(Dataset entries on figures)
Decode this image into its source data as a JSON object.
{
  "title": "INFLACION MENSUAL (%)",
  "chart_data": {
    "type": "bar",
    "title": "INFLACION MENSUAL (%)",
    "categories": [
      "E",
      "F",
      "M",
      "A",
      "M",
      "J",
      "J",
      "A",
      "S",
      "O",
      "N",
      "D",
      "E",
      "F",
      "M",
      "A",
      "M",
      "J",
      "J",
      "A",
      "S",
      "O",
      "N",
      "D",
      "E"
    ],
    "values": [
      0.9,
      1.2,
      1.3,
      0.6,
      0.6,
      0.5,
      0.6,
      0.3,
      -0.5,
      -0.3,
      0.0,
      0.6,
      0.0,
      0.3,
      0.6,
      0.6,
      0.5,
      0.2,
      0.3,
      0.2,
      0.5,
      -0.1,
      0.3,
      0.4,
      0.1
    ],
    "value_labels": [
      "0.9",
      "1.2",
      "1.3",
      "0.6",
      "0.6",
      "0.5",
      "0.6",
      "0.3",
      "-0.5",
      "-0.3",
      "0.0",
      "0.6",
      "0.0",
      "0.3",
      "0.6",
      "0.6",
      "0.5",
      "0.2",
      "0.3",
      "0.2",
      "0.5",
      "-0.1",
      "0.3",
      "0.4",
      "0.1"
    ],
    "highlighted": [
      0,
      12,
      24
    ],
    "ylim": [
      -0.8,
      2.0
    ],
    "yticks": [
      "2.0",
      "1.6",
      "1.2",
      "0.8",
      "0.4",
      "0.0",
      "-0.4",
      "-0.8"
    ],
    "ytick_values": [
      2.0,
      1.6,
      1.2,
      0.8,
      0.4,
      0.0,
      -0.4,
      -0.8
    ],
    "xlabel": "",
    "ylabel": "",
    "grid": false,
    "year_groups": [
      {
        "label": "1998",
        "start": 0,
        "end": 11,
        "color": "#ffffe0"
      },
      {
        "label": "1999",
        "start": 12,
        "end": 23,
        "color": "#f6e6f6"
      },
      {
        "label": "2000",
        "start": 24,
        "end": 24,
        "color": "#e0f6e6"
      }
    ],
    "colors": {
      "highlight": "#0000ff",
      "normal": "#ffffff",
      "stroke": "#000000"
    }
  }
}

Short task: Above are some records; repeat all of them exactly.

Correct result:
Decode this image into its source data as a JSON object.
{
  "title": "INFLACION MENSUAL (%)",
  "chart_data": {
    "type": "bar",
    "title": "INFLACION MENSUAL (%)",
    "categories": [
      "E",
      "F",
      "M",
      "A",
      "M",
      "J",
      "J",
      "A",
      "S",
      "O",
      "N",
      "D",
      "E",
      "F",
      "M",
      "A",
      "M",
      "J",
      "J",
      "A",
      "S",
      "O",
      "N",
      "D",
      "E"
    ],
    "values": [
      0.9,
      1.2,
      1.3,
      0.6,
      0.6,
      0.5,
      0.6,
      0.3,
      -0.5,
      -0.3,
      0.0,
      0.6,
      0.0,
      0.3,
      0.6,
      0.6,
      0.5,
      0.2,
      0.3,
      0.2,
      0.5,
      -0.1,
      0.3,
      0.4,
      0.1
    ],
    "value_labels": [
      "0.9",
      "1.2",
      "1.3",
      "0.6",
      "0.6",
      "0.5",
      "0.6",
      "0.3",
      "-0.5",
      "-0.3",
      "0.0",
      "0.6",
      "0.0",
      "0.3",
      "0.6",
      "0.6",
      "0.5",
      "0.2",
      "0.3",
      "0.2",
      "0.5",
      "-0.1",
      "0.3",
      "0.4",
      "0.1"
    ],
    "highlighted": [
      0,
      12,
      24
    ],
    "ylim": [
      -0.8,
      2.0
    ],
    "yticks": [
      "2.0",
      "1.6",
      "1.2",
      "0.8",
      "0.4",
      "0.0",
      "-0.4",
      "-0.8"
    ],
    "ytick_values": [
      2.0,
      1.6,
      1.2,
      0.8,
      0.4,
      0.0,
      -0.4,
      -0.8
    ],
    "xlabel": "",
    "ylabel": "",
    "grid": false,
    "year_groups": [
      {
        "label": "1998",
        "start": 0,
        "end": 11,
        "color": "#ffffe0"
      },
      {
        "label": "1999",
        "start": 12,
        "end": 23,
        "color": "#f6e6f6"
      },
      {
        "label": "2000",
        "start": 24,
        "end": 24,
        "color": "#e0f6e6"
      }
    ],
    "colors": {
      "highlight": "#0000ff",
      "normal": "#ffffff",
      "stroke": "#000000"
    }
  }
}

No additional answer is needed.